Task goal: All of the records below need to be copied exactly.

Stored records

------

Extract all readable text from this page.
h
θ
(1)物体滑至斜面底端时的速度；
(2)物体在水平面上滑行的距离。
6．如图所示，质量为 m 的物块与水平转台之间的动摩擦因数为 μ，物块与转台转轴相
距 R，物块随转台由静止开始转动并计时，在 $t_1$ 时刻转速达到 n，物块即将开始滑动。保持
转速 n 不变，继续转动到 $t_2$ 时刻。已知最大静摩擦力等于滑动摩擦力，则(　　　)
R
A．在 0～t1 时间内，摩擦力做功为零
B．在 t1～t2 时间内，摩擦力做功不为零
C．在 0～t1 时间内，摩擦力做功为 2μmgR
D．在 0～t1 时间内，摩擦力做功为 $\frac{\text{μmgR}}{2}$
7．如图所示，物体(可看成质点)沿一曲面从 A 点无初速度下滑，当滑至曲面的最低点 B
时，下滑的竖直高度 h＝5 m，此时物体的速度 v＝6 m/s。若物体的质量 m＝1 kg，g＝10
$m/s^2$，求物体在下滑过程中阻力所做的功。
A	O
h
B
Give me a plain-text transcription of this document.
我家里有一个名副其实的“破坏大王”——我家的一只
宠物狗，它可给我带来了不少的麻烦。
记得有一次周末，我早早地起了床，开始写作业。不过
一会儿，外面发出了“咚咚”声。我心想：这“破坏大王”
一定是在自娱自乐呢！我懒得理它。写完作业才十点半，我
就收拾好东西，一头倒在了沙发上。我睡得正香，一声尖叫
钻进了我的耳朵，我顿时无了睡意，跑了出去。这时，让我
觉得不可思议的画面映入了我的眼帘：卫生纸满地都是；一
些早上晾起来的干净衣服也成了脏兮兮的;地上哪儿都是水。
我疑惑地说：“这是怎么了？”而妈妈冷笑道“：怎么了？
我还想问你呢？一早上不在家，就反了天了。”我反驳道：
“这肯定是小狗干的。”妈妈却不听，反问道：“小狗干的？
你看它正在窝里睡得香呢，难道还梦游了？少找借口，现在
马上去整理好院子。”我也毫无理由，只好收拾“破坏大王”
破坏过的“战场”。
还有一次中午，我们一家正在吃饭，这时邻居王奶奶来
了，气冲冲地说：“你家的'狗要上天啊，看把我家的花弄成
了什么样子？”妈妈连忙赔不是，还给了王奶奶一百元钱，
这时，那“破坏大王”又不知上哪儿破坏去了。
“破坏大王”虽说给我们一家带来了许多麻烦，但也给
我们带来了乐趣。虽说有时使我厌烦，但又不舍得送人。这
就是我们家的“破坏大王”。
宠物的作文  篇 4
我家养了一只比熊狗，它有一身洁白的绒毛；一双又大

------

Full solution:
Extract all readable text from this page.
h
θ
(1)物体滑至斜面底端时的速度；
(2)物体在水平面上滑行的距离。
6．如图所示，质量为 m 的物块与水平转台之间的动摩擦因数为 μ，物块与转台转轴相
距 R，物块随转台由静止开始转动并计时，在 $t_1$ 时刻转速达到 n，物块即将开始滑动。保持
转速 n 不变，继续转动到 $t_2$ 时刻。已知最大静摩擦力等于滑动摩擦力，则(　　　)
R
A．在 0～t1 时间内，摩擦力做功为零
B．在 t1～t2 时间内，摩擦力做功不为零
C．在 0～t1 时间内，摩擦力做功为 2μmgR
D．在 0～t1 时间内，摩擦力做功为 $\frac{\text{μmgR}}{2}$
7．如图所示，物体(可看成质点)沿一曲面从 A 点无初速度下滑，当滑至曲面的最低点 B
时，下滑的竖直高度 h＝5 m，此时物体的速度 v＝6 m/s。若物体的质量 m＝1 kg，g＝10
$m/s^2$，求物体在下滑过程中阻力所做的功。
A	O
h
B
Give me a plain-text transcription of this document.
我家里有一个名副其实的“破坏大王”——我家的一只
宠物狗，它可给我带来了不少的麻烦。
记得有一次周末，我早早地起了床，开始写作业。不过
一会儿，外面发出了“咚咚”声。我心想：这“破坏大王”
一定是在自娱自乐呢！我懒得理它。写完作业才十点半，我
就收拾好东西，一头倒在了沙发上。我睡得正香，一声尖叫
钻进了我的耳朵，我顿时无了睡意，跑了出去。这时，让我
觉得不可思议的画面映入了我的眼帘：卫生纸满地都是；一
些早上晾起来的干净衣服也成了脏兮兮的;地上哪儿都是水。
我疑惑地说：“这是怎么了？”而妈妈冷笑道“：怎么了？
我还想问你呢？一早上不在家，就反了天了。”我反驳道：
“这肯定是小狗干的。”妈妈却不听，反问道：“小狗干的？
你看它正在窝里睡得香呢，难道还梦游了？少找借口，现在
马上去整理好院子。”我也毫无理由，只好收拾“破坏大王”
破坏过的“战场”。
还有一次中午，我们一家正在吃饭，这时邻居王奶奶来
了，气冲冲地说：“你家的'狗要上天啊，看把我家的花弄成
了什么样子？”妈妈连忙赔不是，还给了王奶奶一百元钱，
这时，那“破坏大王”又不知上哪儿破坏去了。
“破坏大王”虽说给我们一家带来了许多麻烦，但也给
我们带来了乐趣。虽说有时使我厌烦，但又不舍得送人。这
就是我们家的“破坏大王”。
宠物的作文  篇 4
我家养了一只比熊狗，它有一身洁白的绒毛；一双又大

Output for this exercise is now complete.